▶ [TASK TO COMPLETE]: Output every line of the data exactly as it appears.

▶ [ENTRIES PROVIDED]:
_____
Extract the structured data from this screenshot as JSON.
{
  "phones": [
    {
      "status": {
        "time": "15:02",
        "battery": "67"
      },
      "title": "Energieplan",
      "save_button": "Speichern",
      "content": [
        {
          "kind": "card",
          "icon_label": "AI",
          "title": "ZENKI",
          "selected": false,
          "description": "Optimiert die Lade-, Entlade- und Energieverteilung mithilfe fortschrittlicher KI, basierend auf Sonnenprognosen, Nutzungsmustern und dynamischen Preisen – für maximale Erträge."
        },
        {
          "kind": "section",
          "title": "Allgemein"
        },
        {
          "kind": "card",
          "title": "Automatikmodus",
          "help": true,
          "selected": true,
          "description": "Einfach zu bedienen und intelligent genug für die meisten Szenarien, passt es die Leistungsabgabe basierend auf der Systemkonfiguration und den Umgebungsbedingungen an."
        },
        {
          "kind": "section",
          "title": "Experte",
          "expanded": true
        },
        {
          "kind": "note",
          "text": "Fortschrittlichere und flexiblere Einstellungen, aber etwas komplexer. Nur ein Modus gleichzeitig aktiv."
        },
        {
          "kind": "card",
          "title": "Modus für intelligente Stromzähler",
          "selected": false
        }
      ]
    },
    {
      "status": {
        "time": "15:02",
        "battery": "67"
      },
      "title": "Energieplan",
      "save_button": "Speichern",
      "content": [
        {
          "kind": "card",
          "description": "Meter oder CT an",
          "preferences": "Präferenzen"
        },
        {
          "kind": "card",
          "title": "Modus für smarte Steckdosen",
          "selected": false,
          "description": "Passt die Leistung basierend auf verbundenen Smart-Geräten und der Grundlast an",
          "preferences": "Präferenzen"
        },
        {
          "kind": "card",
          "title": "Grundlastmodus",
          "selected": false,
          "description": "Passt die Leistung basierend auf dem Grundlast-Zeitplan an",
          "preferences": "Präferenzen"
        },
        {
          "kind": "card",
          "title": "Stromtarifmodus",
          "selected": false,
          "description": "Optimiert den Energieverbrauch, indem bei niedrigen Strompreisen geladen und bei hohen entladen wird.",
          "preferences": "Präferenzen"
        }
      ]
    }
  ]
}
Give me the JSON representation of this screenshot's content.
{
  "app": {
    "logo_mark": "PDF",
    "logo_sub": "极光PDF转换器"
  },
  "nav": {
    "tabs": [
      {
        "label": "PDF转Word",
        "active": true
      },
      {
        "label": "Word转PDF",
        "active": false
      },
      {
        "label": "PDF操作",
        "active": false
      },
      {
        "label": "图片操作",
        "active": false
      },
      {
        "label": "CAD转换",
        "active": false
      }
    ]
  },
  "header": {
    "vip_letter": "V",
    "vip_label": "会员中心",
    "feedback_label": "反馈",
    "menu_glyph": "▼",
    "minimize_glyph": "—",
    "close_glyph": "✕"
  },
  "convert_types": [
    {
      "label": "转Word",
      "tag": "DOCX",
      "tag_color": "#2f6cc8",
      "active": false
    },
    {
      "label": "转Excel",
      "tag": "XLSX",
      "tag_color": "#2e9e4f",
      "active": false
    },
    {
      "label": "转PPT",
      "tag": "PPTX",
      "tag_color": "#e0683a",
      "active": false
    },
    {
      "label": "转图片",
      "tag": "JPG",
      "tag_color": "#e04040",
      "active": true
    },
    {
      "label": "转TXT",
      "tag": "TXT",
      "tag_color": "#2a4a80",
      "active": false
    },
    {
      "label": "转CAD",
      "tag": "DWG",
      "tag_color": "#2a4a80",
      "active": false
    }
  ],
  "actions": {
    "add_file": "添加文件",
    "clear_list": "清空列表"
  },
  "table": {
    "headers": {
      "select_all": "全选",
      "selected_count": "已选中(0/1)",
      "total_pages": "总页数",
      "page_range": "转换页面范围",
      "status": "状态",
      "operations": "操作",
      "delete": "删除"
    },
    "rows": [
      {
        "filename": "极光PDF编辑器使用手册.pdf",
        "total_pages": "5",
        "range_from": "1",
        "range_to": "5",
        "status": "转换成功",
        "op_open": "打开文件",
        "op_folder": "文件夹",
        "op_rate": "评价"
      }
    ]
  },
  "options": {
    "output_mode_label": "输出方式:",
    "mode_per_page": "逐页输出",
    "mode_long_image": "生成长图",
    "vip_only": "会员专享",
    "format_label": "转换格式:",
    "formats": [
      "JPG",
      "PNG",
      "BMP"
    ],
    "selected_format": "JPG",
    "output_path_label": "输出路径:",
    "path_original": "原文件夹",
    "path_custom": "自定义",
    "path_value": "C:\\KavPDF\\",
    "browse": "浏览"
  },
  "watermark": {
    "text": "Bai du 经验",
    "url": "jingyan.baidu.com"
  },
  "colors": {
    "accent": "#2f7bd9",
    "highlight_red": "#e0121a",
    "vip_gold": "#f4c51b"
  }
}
_____
▶ [EXERCISE OUTPUT]:
Extract the structured data from this screenshot as JSON.
{
  "phones": [
    {
      "status": {
        "time": "15:02",
        "battery": "67"
      },
      "title": "Energieplan",
      "save_button": "Speichern",
      "content": [
        {
          "kind": "card",
          "icon_label": "AI",
          "title": "ZENKI",
          "selected": false,
          "description": "Optimiert die Lade-, Entlade- und Energieverteilung mithilfe fortschrittlicher KI, basierend auf Sonnenprognosen, Nutzungsmustern und dynamischen Preisen – für maximale Erträge."
        },
        {
          "kind": "section",
          "title": "Allgemein"
        },
        {
          "kind": "card",
          "title": "Automatikmodus",
          "help": true,
          "selected": true,
          "description": "Einfach zu bedienen und intelligent genug für die meisten Szenarien, passt es die Leistungsabgabe basierend auf der Systemkonfiguration und den Umgebungsbedingungen an."
        },
        {
          "kind": "section",
          "title": "Experte",
          "expanded": true
        },
        {
          "kind": "note",
          "text": "Fortschrittlichere und flexiblere Einstellungen, aber etwas komplexer. Nur ein Modus gleichzeitig aktiv."
        },
        {
          "kind": "card",
          "title": "Modus für intelligente Stromzähler",
          "selected": false
        }
      ]
    },
    {
      "status": {
        "time": "15:02",
        "battery": "67"
      },
      "title": "Energieplan",
      "save_button": "Speichern",
      "content": [
        {
          "kind": "card",
          "description": "Meter oder CT an",
          "preferences": "Präferenzen"
        },
        {
          "kind": "card",
          "title": "Modus für smarte Steckdosen",
          "selected": false,
          "description": "Passt die Leistung basierend auf verbundenen Smart-Geräten und der Grundlast an",
          "preferences": "Präferenzen"
        },
        {
          "kind": "card",
          "title": "Grundlastmodus",
          "selected": false,
          "description": "Passt die Leistung basierend auf dem Grundlast-Zeitplan an",
          "preferences": "Präferenzen"
        },
        {
          "kind": "card",
          "title": "Stromtarifmodus",
          "selected": false,
          "description": "Optimiert den Energieverbrauch, indem bei niedrigen Strompreisen geladen und bei hohen entladen wird.",
          "preferences": "Präferenzen"
        }
      ]
    }
  ]
}
Give me the JSON representation of this screenshot's content.
{
  "app": {
    "logo_mark": "PDF",
    "logo_sub": "极光PDF转换器"
  },
  "nav": {
    "tabs": [
      {
        "label": "PDF转Word",
        "active": true
      },
      {
        "label": "Word转PDF",
        "active": false
      },
      {
        "label": "PDF操作",
        "active": false
      },
      {
        "label": "图片操作",
        "active": false
      },
      {
        "label": "CAD转换",
        "active": false
      }
    ]
  },
  "header": {
    "vip_letter": "V",
    "vip_label": "会员中心",
    "feedback_label": "反馈",
    "menu_glyph": "▼",
    "minimize_glyph": "—",
    "close_glyph": "✕"
  },
  "convert_types": [
    {
      "label": "转Word",
      "tag": "DOCX",
      "tag_color": "#2f6cc8",
      "active": false
    },
    {
      "label": "转Excel",
      "tag": "XLSX",
      "tag_color": "#2e9e4f",
      "active": false
    },
    {
      "label": "转PPT",
      "tag": "PPTX",
      "tag_color": "#e0683a",
      "active": false
    },
    {
      "label": "转图片",
      "tag": "JPG",
      "tag_color": "#e04040",
      "active": true
    },
    {
      "label": "转TXT",
      "tag": "TXT",
      "tag_color": "#2a4a80",
      "active": false
    },
    {
      "label": "转CAD",
      "tag": "DWG",
      "tag_color": "#2a4a80",
      "active": false
    }
  ],
  "actions": {
    "add_file": "添加文件",
    "clear_list": "清空列表"
  },
  "table": {
    "headers": {
      "select_all": "全选",
      "selected_count": "已选中(0/1)",
      "total_pages": "总页数",
      "page_range": "转换页面范围",
      "status": "状态",
      "operations": "操作",
      "delete": "删除"
    },
    "rows": [
      {
        "filename": "极光PDF编辑器使用手册.pdf",
        "total_pages": "5",
        "range_from": "1",
        "range_to": "5",
        "status": "转换成功",
        "op_open": "打开文件",
        "op_folder": "文件夹",
        "op_rate": "评价"
      }
    ]
  },
  "options": {
    "output_mode_label": "输出方式:",
    "mode_per_page": "逐页输出",
    "mode_long_image": "生成长图",
    "vip_only": "会员专享",
    "format_label": "转换格式:",
    "formats": [
      "JPG",
      "PNG",
      "BMP"
    ],
    "selected_format": "JPG",
    "output_path_label": "输出路径:",
    "path_original": "原文件夹",
    "path_custom": "自定义",
    "path_value": "C:\\KavPDF\\",
    "browse": "浏览"
  },
  "watermark": {
    "text": "Bai du 经验",
    "url": "jingyan.baidu.com"
  },
  "colors": {
    "accent": "#2f7bd9",
    "highlight_red": "#e0121a",
    "vip_gold": "#f4c51b"
  }
}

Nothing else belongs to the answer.